How many of the lines that follow contain the word "Мичманъ"? Give only the number.

A run of records
§ §

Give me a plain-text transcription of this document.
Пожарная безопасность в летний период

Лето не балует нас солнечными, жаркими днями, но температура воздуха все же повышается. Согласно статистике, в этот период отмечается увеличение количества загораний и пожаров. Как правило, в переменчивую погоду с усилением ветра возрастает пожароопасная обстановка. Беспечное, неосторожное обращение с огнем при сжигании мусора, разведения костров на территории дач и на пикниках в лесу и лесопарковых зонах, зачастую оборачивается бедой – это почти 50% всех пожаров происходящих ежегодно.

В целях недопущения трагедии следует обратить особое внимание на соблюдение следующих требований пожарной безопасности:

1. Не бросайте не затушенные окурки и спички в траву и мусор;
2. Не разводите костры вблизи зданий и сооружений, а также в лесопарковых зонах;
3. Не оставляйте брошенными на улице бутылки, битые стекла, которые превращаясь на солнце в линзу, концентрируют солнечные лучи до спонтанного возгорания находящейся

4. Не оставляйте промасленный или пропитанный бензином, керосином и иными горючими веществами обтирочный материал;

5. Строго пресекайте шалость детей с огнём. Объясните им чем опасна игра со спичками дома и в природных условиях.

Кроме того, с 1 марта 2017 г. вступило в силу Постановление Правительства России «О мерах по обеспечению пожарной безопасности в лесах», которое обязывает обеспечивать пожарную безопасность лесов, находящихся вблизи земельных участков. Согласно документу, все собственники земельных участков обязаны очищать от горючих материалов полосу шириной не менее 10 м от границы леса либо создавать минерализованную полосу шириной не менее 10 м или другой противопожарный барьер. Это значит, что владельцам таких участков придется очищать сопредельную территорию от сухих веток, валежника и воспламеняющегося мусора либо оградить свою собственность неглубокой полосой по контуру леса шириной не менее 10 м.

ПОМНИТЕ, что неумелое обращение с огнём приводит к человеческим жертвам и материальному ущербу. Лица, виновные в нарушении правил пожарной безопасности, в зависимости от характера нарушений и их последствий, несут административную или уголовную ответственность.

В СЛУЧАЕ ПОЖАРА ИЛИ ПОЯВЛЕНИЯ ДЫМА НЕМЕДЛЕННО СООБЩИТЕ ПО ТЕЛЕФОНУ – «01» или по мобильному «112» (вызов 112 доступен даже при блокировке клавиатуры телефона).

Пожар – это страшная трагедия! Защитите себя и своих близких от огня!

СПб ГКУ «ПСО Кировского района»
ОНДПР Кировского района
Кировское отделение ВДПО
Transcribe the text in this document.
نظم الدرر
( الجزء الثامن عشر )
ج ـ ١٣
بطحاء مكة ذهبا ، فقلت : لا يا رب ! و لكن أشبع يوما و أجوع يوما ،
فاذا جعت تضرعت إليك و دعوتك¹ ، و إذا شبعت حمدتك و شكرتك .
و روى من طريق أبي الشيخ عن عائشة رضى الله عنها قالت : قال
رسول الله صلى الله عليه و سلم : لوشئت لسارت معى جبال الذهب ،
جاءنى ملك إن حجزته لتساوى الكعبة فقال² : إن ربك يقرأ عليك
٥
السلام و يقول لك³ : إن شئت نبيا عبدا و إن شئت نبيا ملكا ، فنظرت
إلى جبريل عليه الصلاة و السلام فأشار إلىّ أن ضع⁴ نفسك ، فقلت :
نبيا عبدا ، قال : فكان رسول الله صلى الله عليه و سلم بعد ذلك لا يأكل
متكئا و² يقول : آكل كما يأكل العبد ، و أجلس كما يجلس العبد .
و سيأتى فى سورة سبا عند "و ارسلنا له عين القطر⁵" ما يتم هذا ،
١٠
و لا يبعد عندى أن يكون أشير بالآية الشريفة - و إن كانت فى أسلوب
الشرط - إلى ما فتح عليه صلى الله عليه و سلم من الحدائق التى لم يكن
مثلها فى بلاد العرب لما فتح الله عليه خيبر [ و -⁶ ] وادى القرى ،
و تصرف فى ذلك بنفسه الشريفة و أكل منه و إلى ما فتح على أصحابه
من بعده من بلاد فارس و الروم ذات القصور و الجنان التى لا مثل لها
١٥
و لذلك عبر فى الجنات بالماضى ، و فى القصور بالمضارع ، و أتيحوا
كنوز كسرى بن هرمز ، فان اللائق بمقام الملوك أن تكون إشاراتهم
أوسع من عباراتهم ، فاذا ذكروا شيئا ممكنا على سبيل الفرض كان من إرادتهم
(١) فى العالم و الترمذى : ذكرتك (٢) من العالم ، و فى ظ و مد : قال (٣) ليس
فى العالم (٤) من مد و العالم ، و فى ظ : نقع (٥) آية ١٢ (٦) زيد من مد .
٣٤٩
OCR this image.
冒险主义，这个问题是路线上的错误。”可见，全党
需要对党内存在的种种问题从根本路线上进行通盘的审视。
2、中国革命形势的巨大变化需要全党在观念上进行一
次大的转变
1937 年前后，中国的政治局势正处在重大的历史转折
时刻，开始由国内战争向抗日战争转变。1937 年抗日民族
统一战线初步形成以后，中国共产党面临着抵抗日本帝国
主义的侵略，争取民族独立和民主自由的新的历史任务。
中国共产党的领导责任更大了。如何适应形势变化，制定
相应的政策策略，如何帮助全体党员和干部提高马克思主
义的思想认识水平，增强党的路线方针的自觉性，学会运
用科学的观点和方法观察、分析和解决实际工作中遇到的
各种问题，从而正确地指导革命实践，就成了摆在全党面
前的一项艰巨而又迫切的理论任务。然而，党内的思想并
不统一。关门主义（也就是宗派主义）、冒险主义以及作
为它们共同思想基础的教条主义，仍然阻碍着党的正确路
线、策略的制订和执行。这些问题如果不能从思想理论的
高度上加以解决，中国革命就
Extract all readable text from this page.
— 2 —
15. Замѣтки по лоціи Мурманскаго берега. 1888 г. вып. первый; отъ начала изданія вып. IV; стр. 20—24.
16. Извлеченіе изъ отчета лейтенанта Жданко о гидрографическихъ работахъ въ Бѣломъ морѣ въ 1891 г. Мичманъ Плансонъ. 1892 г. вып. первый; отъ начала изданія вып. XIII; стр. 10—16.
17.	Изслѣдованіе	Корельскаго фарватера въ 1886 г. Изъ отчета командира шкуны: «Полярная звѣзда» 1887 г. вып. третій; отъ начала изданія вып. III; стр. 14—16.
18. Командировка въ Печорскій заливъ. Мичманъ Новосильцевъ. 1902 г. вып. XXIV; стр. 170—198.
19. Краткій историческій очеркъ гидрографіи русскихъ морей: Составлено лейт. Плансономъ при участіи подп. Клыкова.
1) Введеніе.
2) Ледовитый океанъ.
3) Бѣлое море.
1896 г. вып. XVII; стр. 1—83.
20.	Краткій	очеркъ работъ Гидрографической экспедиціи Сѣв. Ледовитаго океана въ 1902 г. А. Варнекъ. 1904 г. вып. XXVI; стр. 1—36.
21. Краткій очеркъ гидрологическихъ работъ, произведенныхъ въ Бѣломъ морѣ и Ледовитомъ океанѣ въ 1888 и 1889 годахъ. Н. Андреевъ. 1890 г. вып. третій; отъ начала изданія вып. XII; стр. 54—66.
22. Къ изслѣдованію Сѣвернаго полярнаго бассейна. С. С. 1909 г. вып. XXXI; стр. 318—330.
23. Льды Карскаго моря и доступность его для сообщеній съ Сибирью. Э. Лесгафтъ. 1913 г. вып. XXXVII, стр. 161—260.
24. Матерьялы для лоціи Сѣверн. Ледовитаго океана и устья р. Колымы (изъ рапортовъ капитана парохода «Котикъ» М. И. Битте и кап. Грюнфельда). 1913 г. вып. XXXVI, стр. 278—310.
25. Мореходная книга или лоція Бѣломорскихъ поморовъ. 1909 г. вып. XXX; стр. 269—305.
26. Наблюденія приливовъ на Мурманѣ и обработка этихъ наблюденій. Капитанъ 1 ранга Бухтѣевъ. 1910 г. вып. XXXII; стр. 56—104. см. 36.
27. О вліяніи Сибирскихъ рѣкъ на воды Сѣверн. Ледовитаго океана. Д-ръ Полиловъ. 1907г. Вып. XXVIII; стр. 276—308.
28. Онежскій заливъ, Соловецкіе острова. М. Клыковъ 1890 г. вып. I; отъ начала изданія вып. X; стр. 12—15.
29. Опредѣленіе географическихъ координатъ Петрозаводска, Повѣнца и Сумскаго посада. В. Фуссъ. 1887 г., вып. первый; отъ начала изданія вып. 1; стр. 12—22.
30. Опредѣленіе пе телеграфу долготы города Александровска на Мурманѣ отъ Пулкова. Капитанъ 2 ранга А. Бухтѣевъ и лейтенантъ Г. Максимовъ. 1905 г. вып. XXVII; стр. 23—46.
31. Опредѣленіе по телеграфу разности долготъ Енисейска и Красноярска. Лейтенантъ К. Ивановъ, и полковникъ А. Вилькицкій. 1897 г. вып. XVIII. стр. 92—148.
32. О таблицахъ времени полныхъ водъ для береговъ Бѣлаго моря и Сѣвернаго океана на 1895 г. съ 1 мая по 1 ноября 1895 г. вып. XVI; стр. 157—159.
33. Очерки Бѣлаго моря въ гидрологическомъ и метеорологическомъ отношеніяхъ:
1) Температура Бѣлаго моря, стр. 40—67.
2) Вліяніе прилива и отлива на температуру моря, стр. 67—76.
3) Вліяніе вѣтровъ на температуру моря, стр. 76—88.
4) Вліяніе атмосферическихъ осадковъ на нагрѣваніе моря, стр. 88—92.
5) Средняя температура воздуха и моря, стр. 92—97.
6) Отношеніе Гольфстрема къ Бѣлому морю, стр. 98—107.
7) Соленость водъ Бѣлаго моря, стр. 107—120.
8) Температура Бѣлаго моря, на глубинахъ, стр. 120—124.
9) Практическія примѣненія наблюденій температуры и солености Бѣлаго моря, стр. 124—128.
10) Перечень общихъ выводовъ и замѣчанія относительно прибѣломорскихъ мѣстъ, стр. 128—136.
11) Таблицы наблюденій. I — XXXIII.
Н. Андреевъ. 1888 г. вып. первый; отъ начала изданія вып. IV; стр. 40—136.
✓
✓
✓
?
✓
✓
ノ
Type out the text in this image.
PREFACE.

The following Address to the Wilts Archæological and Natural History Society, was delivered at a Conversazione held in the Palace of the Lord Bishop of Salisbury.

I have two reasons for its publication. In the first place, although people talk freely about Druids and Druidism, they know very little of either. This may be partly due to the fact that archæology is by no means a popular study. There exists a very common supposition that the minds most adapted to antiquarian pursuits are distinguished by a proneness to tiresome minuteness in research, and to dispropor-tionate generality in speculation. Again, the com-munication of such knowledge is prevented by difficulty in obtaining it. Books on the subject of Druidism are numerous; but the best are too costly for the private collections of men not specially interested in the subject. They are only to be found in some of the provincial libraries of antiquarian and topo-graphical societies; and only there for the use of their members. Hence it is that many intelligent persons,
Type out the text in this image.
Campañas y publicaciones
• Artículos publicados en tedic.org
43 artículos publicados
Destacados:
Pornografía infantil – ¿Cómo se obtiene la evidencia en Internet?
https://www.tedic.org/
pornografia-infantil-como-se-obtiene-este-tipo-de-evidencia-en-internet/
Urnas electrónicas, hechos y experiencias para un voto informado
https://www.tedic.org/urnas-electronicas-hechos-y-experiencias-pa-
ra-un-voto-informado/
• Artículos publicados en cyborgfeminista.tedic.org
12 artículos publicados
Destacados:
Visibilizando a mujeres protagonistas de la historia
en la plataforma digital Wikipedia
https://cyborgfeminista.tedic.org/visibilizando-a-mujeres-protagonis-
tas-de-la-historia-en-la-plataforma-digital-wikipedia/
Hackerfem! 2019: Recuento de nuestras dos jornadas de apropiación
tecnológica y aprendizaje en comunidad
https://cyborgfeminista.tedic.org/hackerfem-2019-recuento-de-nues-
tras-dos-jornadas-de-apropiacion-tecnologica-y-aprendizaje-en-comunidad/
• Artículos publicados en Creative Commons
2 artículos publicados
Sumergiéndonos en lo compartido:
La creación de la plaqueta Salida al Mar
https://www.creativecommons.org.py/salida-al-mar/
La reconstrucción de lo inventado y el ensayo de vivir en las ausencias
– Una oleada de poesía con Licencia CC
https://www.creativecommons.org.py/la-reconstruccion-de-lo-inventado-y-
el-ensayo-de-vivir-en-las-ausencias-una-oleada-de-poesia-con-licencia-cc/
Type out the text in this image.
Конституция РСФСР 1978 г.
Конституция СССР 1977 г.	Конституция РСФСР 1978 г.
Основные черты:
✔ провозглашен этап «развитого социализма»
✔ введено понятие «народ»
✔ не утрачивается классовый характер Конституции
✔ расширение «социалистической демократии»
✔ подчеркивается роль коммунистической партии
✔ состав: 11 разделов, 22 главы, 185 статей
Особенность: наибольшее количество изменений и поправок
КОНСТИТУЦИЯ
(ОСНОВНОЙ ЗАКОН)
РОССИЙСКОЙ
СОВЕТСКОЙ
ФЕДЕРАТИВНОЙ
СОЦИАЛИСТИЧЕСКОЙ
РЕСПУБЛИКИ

§ §

EXERCISE RESULT
2